Restate each of the lines below word for word and drop every picture.
--- start of SUPPLIED MATERIAL ---
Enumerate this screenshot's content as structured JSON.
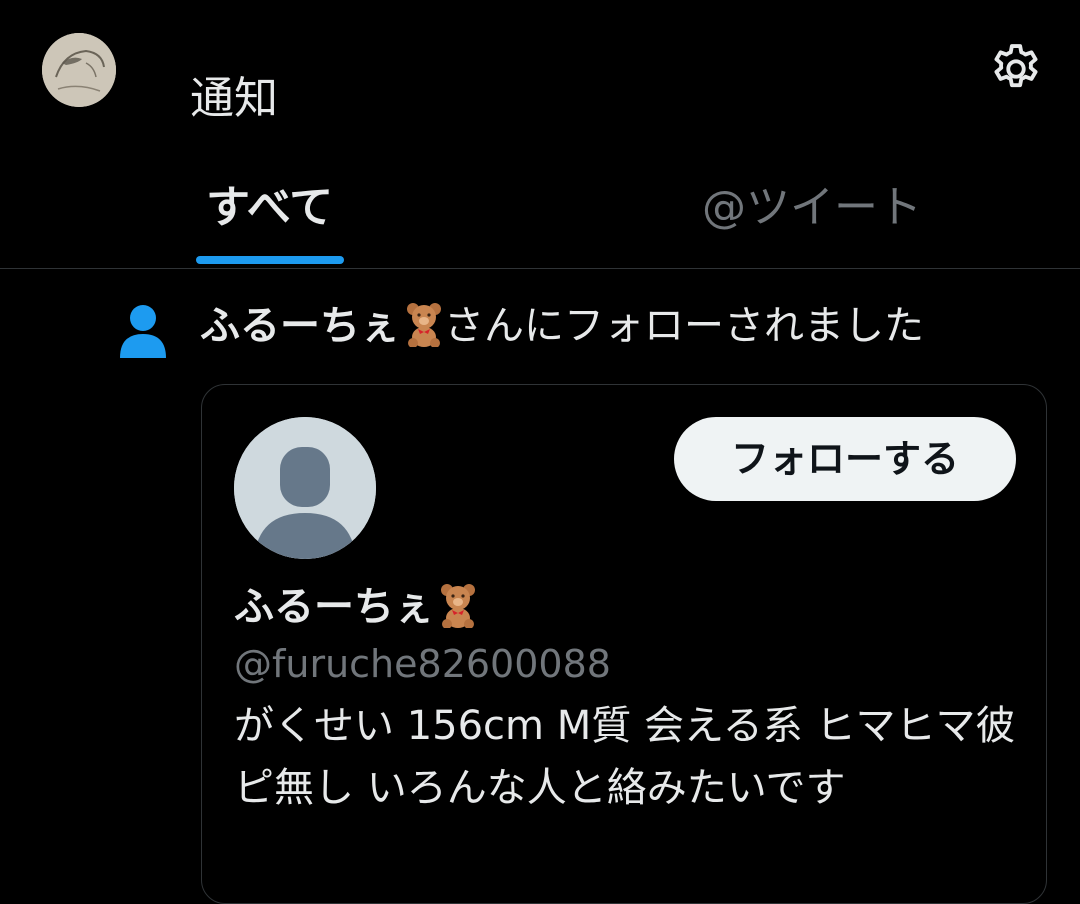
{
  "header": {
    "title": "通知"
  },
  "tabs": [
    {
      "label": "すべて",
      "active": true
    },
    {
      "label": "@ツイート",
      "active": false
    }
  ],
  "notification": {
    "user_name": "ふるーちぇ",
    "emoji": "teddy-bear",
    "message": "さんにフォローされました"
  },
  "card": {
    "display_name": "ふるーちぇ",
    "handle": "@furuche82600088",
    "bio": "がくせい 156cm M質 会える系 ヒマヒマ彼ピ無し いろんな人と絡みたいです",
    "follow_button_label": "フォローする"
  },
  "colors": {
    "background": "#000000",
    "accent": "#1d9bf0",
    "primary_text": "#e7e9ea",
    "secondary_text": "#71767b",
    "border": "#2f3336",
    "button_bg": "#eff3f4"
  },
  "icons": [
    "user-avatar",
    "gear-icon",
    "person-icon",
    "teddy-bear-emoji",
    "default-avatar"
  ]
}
--- end of SUPPLIED MATERIAL ---
**REPLY:**
Enumerate this screenshot's content as structured JSON.
{
  "header": {
    "title": "通知"
  },
  "tabs": [
    {
      "label": "すべて",
      "active": true
    },
    {
      "label": "@ツイート",
      "active": false
    }
  ],
  "notification": {
    "user_name": "ふるーちぇ",
    "emoji": "teddy-bear",
    "message": "さんにフォローされました"
  },
  "card": {
    "display_name": "ふるーちぇ",
    "handle": "@furuche82600088",
    "bio": "がくせい 156cm M質 会える系 ヒマヒマ彼ピ無し いろんな人と絡みたいです",
    "follow_button_label": "フォローする"
  },
  "colors": {
    "background": "#000000",
    "accent": "#1d9bf0",
    "primary_text": "#e7e9ea",
    "secondary_text": "#71767b",
    "border": "#2f3336",
    "button_bg": "#eff3f4"
  },
  "icons": [
    "user-avatar",
    "gear-icon",
    "person-icon",
    "teddy-bear-emoji",
    "default-avatar"
  ]
}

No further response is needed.